-- Start of Provided data --
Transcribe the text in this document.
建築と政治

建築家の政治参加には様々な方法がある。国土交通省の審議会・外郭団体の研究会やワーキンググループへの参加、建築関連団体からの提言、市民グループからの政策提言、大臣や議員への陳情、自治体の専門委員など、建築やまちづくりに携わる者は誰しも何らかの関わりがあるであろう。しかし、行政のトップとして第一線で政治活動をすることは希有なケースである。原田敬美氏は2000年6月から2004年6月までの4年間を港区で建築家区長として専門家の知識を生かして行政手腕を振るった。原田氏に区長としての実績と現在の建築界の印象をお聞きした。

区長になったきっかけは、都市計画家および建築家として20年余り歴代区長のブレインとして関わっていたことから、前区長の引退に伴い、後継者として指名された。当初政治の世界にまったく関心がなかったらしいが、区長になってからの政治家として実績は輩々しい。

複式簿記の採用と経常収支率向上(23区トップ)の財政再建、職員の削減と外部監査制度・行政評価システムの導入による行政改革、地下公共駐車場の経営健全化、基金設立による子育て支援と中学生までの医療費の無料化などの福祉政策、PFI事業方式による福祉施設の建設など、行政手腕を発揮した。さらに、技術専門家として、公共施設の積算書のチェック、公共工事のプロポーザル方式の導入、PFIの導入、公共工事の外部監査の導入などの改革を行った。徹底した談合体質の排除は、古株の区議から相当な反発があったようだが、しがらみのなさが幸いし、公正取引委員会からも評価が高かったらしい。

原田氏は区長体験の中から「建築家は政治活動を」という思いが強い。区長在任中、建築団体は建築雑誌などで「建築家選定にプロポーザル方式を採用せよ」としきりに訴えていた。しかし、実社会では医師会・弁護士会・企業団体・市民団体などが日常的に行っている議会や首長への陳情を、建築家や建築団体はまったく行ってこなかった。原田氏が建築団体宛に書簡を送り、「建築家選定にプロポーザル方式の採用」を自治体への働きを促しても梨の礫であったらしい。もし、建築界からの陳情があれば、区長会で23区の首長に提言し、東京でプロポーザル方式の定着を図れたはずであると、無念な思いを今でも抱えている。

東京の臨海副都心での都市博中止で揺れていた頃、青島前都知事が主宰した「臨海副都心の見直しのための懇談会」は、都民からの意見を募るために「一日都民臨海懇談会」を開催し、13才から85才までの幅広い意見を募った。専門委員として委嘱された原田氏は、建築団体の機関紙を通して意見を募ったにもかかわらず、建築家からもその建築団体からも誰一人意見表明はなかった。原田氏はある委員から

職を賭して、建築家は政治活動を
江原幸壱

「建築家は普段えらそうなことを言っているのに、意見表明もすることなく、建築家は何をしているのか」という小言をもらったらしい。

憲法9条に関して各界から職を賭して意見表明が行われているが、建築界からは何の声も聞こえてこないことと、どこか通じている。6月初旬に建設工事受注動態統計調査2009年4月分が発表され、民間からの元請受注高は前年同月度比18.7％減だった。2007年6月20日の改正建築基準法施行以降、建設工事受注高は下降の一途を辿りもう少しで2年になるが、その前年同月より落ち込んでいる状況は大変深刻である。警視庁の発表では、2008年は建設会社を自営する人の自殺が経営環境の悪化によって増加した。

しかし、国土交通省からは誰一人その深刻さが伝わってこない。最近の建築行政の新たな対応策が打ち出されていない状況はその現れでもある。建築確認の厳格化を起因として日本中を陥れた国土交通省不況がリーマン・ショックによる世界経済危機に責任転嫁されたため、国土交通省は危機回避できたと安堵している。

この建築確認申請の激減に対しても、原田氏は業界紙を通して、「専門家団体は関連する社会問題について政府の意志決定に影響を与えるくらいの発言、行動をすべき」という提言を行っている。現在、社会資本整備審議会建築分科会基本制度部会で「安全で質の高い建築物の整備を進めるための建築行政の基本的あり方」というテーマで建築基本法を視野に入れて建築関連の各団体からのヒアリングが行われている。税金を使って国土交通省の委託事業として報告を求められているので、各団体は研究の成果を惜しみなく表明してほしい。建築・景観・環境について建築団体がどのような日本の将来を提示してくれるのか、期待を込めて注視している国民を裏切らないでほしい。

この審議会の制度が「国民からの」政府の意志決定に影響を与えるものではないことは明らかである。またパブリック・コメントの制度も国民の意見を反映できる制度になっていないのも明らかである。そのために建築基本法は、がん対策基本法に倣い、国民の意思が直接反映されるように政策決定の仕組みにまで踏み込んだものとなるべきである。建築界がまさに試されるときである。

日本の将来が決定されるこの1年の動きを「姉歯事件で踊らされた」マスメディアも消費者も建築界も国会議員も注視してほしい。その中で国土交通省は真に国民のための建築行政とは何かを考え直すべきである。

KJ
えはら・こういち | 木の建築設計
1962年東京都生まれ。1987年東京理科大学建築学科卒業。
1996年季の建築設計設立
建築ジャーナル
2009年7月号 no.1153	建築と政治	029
-- End of Provided data --
- **What is asked**: Go through the listing above and restate it word for word.

- **Solution**:
Transcribe the text in this document.
建築と政治

建築家の政治参加には様々な方法がある。国土交通省の審議会・外郭団体の研究会やワーキンググループへの参加、建築関連団体からの提言、市民グループからの政策提言、大臣や議員への陳情、自治体の専門委員など、建築やまちづくりに携わる者は誰しも何らかの関わりがあるであろう。しかし、行政のトップとして第一線で政治活動をすることは希有なケースである。原田敬美氏は2000年6月から2004年6月までの4年間を港区で建築家区長として専門家の知識を生かして行政手腕を振るった。原田氏に区長としての実績と現在の建築界の印象をお聞きした。

区長になったきっかけは、都市計画家および建築家として20年余り歴代区長のブレインとして関わっていたことから、前区長の引退に伴い、後継者として指名された。当初政治の世界にまったく関心がなかったらしいが、区長になってからの政治家として実績は輩々しい。

複式簿記の採用と経常収支率向上(23区トップ)の財政再建、職員の削減と外部監査制度・行政評価システムの導入による行政改革、地下公共駐車場の経営健全化、基金設立による子育て支援と中学生までの医療費の無料化などの福祉政策、PFI事業方式による福祉施設の建設など、行政手腕を発揮した。さらに、技術専門家として、公共施設の積算書のチェック、公共工事のプロポーザル方式の導入、PFIの導入、公共工事の外部監査の導入などの改革を行った。徹底した談合体質の排除は、古株の区議から相当な反発があったようだが、しがらみのなさが幸いし、公正取引委員会からも評価が高かったらしい。

原田氏は区長体験の中から「建築家は政治活動を」という思いが強い。区長在任中、建築団体は建築雑誌などで「建築家選定にプロポーザル方式を採用せよ」としきりに訴えていた。しかし、実社会では医師会・弁護士会・企業団体・市民団体などが日常的に行っている議会や首長への陳情を、建築家や建築団体はまったく行ってこなかった。原田氏が建築団体宛に書簡を送り、「建築家選定にプロポーザル方式の採用」を自治体への働きを促しても梨の礫であったらしい。もし、建築界からの陳情があれば、区長会で23区の首長に提言し、東京でプロポーザル方式の定着を図れたはずであると、無念な思いを今でも抱えている。

東京の臨海副都心での都市博中止で揺れていた頃、青島前都知事が主宰した「臨海副都心の見直しのための懇談会」は、都民からの意見を募るために「一日都民臨海懇談会」を開催し、13才から85才までの幅広い意見を募った。専門委員として委嘱された原田氏は、建築団体の機関紙を通して意見を募ったにもかかわらず、建築家からもその建築団体からも誰一人意見表明はなかった。原田氏はある委員から

職を賭して、建築家は政治活動を
江原幸壱

「建築家は普段えらそうなことを言っているのに、意見表明もすることなく、建築家は何をしているのか」という小言をもらったらしい。

憲法9条に関して各界から職を賭して意見表明が行われているが、建築界からは何の声も聞こえてこないことと、どこか通じている。6月初旬に建設工事受注動態統計調査2009年4月分が発表され、民間からの元請受注高は前年同月度比18.7％減だった。2007年6月20日の改正建築基準法施行以降、建設工事受注高は下降の一途を辿りもう少しで2年になるが、その前年同月より落ち込んでいる状況は大変深刻である。警視庁の発表では、2008年は建設会社を自営する人の自殺が経営環境の悪化によって増加した。

しかし、国土交通省からは誰一人その深刻さが伝わってこない。最近の建築行政の新たな対応策が打ち出されていない状況はその現れでもある。建築確認の厳格化を起因として日本中を陥れた国土交通省不況がリーマン・ショックによる世界経済危機に責任転嫁されたため、国土交通省は危機回避できたと安堵している。

この建築確認申請の激減に対しても、原田氏は業界紙を通して、「専門家団体は関連する社会問題について政府の意志決定に影響を与えるくらいの発言、行動をすべき」という提言を行っている。現在、社会資本整備審議会建築分科会基本制度部会で「安全で質の高い建築物の整備を進めるための建築行政の基本的あり方」というテーマで建築基本法を視野に入れて建築関連の各団体からのヒアリングが行われている。税金を使って国土交通省の委託事業として報告を求められているので、各団体は研究の成果を惜しみなく表明してほしい。建築・景観・環境について建築団体がどのような日本の将来を提示してくれるのか、期待を込めて注視している国民を裏切らないでほしい。

この審議会の制度が「国民からの」政府の意志決定に影響を与えるものではないことは明らかである。またパブリック・コメントの制度も国民の意見を反映できる制度になっていないのも明らかである。そのために建築基本法は、がん対策基本法に倣い、国民の意思が直接反映されるように政策決定の仕組みにまで踏み込んだものとなるべきである。建築界がまさに試されるときである。

日本の将来が決定されるこの1年の動きを「姉歯事件で踊らされた」マスメディアも消費者も建築界も国会議員も注視してほしい。その中で国土交通省は真に国民のための建築行政とは何かを考え直すべきである。

KJ
えはら・こういち | 木の建築設計
1962年東京都生まれ。1987年東京理科大学建築学科卒業。
1996年季の建築設計設立
建築ジャーナル
2009年7月号 no.1153	建築と政治	029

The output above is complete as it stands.